[START OF Data section]
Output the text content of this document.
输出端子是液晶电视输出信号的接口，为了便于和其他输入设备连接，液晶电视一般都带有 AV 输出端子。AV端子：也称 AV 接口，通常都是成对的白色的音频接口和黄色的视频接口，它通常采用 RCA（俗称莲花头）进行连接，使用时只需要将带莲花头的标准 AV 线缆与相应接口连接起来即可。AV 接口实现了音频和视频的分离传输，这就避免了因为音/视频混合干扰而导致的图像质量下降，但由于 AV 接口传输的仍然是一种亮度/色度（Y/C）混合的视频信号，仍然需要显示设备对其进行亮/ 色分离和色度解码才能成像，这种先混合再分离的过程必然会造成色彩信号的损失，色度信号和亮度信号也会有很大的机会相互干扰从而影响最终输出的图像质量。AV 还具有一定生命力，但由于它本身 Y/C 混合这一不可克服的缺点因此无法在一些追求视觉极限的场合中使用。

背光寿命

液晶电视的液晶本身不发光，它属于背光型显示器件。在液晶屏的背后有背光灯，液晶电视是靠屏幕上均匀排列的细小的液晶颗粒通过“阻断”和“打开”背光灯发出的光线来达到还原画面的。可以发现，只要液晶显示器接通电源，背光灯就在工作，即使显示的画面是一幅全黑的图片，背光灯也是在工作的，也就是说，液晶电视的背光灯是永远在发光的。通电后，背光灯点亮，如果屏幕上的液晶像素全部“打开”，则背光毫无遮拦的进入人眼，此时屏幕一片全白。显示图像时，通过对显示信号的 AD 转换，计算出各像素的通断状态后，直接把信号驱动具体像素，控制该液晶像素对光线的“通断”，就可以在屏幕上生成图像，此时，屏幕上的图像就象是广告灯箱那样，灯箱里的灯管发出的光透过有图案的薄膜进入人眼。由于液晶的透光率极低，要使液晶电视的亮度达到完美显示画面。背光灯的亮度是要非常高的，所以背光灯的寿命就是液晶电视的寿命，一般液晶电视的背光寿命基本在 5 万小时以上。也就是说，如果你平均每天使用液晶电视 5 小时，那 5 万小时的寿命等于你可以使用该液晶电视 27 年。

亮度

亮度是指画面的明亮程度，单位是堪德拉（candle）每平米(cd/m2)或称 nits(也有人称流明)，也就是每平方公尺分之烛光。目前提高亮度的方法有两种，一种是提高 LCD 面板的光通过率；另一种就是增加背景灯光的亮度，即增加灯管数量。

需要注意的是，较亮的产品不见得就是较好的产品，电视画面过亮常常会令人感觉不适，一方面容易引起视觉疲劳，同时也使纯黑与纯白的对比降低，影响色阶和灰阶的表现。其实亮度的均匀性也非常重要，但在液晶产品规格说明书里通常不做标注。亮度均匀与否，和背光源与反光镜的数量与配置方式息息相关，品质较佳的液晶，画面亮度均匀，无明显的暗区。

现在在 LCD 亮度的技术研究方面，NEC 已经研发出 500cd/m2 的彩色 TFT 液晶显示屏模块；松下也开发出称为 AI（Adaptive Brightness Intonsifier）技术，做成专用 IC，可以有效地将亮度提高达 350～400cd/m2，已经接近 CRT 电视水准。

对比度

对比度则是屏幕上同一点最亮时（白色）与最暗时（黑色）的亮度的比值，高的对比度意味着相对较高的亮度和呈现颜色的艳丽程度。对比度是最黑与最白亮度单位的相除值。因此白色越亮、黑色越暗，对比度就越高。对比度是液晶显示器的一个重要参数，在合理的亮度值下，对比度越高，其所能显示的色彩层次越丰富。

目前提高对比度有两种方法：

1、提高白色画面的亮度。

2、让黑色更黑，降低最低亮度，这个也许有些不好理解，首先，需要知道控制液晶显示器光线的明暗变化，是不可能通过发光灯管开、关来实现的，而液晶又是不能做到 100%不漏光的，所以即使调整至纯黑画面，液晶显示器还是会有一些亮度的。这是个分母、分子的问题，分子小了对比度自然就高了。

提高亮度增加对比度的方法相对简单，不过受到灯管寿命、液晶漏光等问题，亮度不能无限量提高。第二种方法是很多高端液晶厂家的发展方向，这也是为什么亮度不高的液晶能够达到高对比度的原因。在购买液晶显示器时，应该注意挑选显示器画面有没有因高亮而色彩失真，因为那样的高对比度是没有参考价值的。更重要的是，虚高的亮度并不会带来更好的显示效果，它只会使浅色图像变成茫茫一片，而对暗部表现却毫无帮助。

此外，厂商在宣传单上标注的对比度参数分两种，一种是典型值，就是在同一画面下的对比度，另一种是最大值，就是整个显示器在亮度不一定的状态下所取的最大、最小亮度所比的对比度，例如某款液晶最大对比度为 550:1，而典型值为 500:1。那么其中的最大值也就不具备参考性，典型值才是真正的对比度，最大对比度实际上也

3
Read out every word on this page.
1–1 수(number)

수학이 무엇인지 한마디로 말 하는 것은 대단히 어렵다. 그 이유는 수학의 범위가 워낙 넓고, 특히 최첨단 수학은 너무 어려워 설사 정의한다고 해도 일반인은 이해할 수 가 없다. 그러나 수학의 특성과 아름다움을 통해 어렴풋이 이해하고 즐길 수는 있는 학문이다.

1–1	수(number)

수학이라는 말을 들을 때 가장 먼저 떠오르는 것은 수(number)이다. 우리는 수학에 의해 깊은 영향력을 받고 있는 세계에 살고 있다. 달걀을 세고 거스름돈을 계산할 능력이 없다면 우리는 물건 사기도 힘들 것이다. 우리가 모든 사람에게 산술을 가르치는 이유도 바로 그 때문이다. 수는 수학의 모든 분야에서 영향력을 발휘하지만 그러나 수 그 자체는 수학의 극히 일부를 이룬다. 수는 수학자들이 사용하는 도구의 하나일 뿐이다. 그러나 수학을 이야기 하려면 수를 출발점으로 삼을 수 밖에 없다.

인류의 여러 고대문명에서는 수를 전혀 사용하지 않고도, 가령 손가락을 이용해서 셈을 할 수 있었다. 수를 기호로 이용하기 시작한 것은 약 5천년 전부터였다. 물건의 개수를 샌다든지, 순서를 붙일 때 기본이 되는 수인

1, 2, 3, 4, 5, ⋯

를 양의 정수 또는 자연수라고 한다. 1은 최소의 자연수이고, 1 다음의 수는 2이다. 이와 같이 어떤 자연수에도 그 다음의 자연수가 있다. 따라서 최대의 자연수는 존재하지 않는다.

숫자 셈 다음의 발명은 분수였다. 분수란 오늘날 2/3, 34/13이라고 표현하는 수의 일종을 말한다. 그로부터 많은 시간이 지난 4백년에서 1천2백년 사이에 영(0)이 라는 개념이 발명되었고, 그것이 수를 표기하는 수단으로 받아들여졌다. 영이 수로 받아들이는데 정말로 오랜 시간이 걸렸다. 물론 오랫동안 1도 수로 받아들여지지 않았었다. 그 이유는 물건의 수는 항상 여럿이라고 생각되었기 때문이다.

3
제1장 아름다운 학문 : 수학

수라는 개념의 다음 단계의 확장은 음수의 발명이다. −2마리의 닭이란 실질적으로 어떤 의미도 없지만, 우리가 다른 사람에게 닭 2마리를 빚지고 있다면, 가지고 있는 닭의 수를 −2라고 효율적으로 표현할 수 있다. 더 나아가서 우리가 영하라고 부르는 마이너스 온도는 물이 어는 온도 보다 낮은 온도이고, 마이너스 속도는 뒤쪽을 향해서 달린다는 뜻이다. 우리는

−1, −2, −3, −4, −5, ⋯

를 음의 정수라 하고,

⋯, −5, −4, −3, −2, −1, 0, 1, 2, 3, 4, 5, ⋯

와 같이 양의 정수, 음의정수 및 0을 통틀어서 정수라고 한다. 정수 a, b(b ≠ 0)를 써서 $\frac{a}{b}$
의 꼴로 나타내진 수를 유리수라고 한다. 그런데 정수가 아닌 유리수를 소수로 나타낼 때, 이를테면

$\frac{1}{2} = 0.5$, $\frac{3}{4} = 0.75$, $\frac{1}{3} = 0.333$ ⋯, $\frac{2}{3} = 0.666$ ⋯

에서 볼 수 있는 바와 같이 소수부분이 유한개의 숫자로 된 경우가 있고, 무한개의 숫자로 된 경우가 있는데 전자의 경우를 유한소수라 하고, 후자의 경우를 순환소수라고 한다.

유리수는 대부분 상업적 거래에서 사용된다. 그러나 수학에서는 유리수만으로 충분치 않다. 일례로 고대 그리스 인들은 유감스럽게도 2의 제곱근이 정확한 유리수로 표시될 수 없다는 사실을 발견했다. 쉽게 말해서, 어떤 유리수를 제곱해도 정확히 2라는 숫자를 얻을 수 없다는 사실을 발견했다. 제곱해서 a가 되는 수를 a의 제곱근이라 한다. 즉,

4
[END OF Data section]
▶ [What you need to do]: Out of the records, collect only those lines that contain the string "유리수를".

▶ [Response to the exercise]:
의 꼴로 나타내진 수를 유리수라고 한다. 그런데 정수가 아닌 유리수를 소수로 나타낼 때, 이를테면
유리수는 대부분 상업적 거래에서 사용된다. 그러나 수학에서는 유리수만으로 충분치 않다. 일례로 고대 그리스 인들은 유감스럽게도 2의 제곱근이 정확한 유리수로 표시될 수 없다는 사실을 발견했다. 쉽게 말해서, 어떤 유리수를 제곱해도 정확히 2라는 숫자를 얻을 수 없다는 사실을 발견했다. 제곱해서 a가 되는 수를 a의 제곱근이라 한다. 즉,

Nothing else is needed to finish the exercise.